Turn the lines starting at the one containing "what elements are" and ending at the one containing "map-cell [812,381,817,388]" into a Markdown table with the columns No. and Line, skipping any blank lines. Leave the pictures out of the table.

MATERIAL SHOWN —
------------------------------------------------

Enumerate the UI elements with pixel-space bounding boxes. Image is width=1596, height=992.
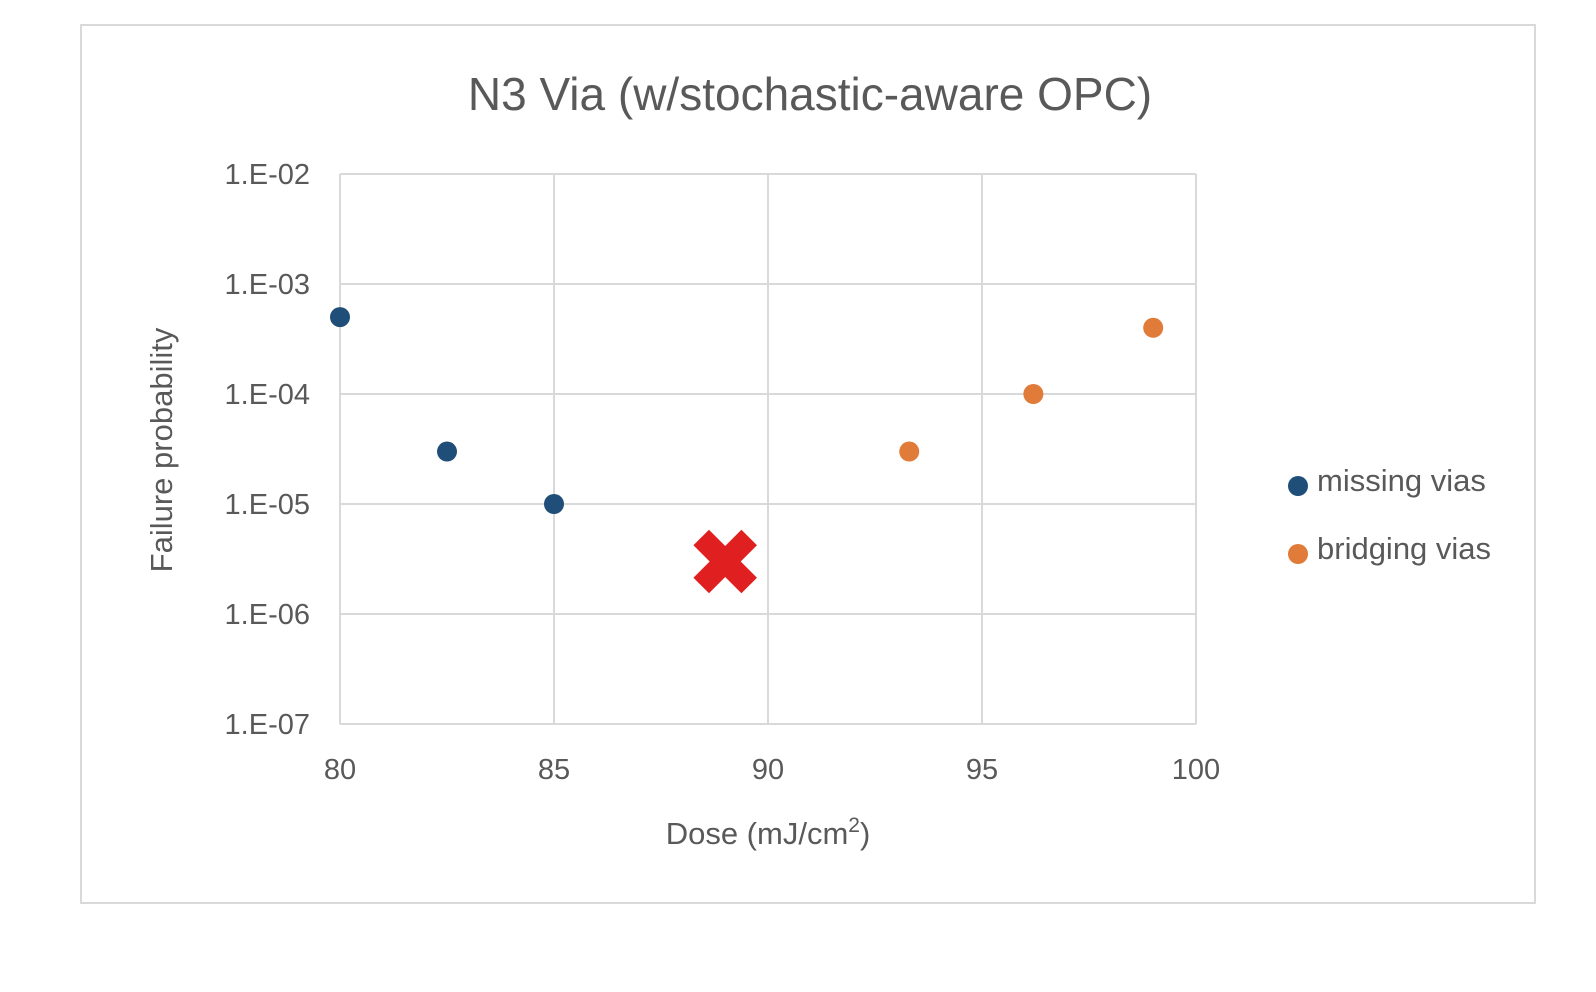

------------------------------------------------

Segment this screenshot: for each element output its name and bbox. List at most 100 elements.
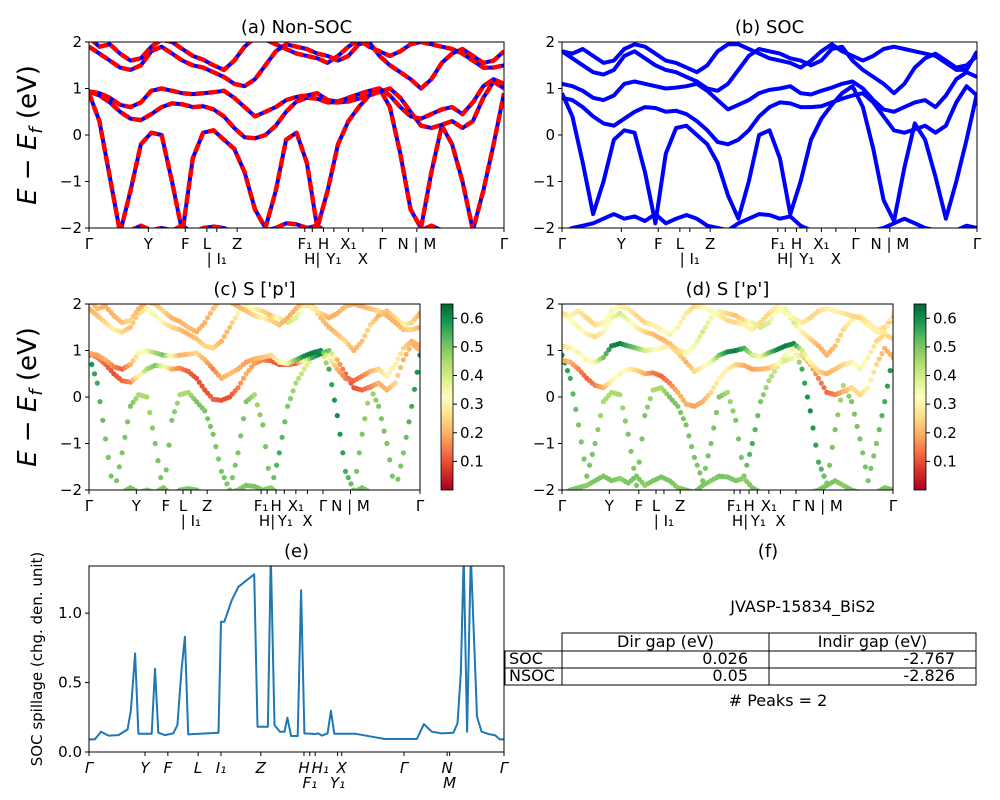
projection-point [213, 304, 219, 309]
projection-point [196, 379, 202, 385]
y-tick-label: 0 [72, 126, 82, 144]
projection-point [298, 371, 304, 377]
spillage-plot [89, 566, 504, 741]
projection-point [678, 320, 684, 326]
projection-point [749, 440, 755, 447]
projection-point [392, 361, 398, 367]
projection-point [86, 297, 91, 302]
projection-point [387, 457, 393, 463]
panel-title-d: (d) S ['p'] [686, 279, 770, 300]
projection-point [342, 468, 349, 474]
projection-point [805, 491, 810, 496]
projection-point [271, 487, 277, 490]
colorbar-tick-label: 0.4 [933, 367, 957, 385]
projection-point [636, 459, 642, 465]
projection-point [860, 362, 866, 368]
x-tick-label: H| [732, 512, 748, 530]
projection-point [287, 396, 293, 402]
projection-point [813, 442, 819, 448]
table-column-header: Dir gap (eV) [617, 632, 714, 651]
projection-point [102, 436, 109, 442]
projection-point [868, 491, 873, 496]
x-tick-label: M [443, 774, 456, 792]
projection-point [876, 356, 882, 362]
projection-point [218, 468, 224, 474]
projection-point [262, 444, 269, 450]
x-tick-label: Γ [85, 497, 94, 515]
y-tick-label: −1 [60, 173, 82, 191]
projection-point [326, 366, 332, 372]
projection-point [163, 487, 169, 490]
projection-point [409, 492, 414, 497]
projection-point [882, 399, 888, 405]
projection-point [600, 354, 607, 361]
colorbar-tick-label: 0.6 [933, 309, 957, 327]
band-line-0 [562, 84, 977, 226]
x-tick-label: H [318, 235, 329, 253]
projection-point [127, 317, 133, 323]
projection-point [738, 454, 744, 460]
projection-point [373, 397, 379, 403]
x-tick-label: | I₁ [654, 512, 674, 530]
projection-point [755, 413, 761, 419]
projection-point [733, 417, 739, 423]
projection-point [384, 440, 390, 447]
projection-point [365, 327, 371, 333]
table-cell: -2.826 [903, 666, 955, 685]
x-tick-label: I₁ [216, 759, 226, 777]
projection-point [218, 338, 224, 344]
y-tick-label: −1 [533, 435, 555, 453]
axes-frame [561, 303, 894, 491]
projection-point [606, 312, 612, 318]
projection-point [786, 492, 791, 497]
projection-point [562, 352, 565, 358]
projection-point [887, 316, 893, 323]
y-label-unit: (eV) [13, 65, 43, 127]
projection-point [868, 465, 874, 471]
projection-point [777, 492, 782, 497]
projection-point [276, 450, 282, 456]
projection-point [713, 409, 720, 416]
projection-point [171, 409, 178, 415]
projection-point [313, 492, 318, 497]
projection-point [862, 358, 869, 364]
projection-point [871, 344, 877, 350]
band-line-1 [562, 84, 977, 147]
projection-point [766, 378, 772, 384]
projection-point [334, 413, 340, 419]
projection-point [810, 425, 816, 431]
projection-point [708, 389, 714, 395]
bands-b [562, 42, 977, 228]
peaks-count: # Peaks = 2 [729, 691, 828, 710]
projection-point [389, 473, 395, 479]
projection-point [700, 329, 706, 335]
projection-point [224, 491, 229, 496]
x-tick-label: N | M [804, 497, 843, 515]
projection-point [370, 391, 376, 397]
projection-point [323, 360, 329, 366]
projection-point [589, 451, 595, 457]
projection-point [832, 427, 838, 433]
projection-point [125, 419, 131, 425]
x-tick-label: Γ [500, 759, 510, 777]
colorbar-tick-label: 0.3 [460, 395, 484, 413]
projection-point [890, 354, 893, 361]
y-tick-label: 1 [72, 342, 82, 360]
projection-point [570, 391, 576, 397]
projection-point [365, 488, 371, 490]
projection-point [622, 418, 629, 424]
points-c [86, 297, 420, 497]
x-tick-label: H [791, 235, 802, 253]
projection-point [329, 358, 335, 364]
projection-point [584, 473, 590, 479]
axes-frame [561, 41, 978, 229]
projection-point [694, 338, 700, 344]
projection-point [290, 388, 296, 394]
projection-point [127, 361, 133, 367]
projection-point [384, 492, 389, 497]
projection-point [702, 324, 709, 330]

------------------------------------------------

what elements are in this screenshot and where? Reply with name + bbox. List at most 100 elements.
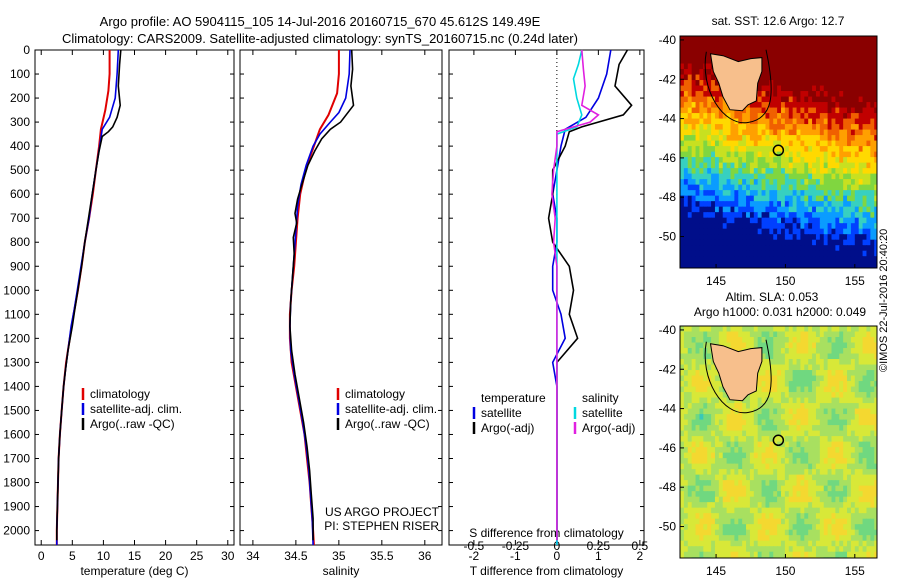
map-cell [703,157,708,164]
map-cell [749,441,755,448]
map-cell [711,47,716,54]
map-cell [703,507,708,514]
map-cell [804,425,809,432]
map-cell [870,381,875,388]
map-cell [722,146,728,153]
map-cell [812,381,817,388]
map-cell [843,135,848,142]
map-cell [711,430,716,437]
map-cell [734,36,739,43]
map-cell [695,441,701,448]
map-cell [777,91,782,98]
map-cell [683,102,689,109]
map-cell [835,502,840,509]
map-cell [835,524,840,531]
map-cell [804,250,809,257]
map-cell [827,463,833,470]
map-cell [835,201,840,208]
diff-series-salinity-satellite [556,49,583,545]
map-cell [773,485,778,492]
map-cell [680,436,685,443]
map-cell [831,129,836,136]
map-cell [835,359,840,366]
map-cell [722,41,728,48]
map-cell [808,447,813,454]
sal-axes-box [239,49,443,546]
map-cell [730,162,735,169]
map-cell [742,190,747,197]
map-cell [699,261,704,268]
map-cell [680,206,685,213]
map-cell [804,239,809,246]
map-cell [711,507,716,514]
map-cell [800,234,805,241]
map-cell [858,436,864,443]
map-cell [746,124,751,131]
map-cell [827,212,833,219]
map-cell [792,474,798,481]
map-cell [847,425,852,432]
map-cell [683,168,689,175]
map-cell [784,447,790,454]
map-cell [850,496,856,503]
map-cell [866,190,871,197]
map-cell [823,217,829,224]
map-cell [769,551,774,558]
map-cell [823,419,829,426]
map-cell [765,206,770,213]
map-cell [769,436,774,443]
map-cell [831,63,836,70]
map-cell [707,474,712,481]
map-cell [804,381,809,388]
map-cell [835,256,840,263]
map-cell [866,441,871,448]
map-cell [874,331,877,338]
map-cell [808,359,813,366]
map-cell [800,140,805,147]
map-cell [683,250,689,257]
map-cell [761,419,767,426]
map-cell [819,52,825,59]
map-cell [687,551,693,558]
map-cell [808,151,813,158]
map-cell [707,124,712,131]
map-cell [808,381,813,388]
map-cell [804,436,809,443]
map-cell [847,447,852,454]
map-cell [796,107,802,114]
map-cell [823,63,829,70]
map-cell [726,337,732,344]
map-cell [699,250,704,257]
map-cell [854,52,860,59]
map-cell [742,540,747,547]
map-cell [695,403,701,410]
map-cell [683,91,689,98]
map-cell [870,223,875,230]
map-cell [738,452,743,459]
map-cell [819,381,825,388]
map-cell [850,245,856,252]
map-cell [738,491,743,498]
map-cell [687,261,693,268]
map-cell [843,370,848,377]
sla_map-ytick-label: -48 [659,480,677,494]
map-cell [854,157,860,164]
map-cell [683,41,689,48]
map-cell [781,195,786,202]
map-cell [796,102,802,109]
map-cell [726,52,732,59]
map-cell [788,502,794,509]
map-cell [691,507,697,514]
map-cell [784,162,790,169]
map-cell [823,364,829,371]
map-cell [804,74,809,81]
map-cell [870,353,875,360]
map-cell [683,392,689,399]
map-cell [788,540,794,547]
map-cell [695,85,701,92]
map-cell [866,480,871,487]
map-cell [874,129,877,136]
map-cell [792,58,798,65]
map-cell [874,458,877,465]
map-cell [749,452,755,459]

------------------------------------------------

RESPONSE TO THIS EXERCISE —
| No. | Line |
|---|---|
| 1 | what elements are in this screenshot and where? Reply with name + bbox. List at most 100 elements. |
| 2 | map-cell [703,157,708,164] |
| 3 | map-cell [749,441,755,448] |
| 4 | map-cell [711,47,716,54] |
| 5 | map-cell [703,507,708,514] |
| 6 | map-cell [804,425,809,432] |
| 7 | map-cell [870,381,875,388] |
| 8 | map-cell [722,146,728,153] |
| 9 | map-cell [812,381,817,388] |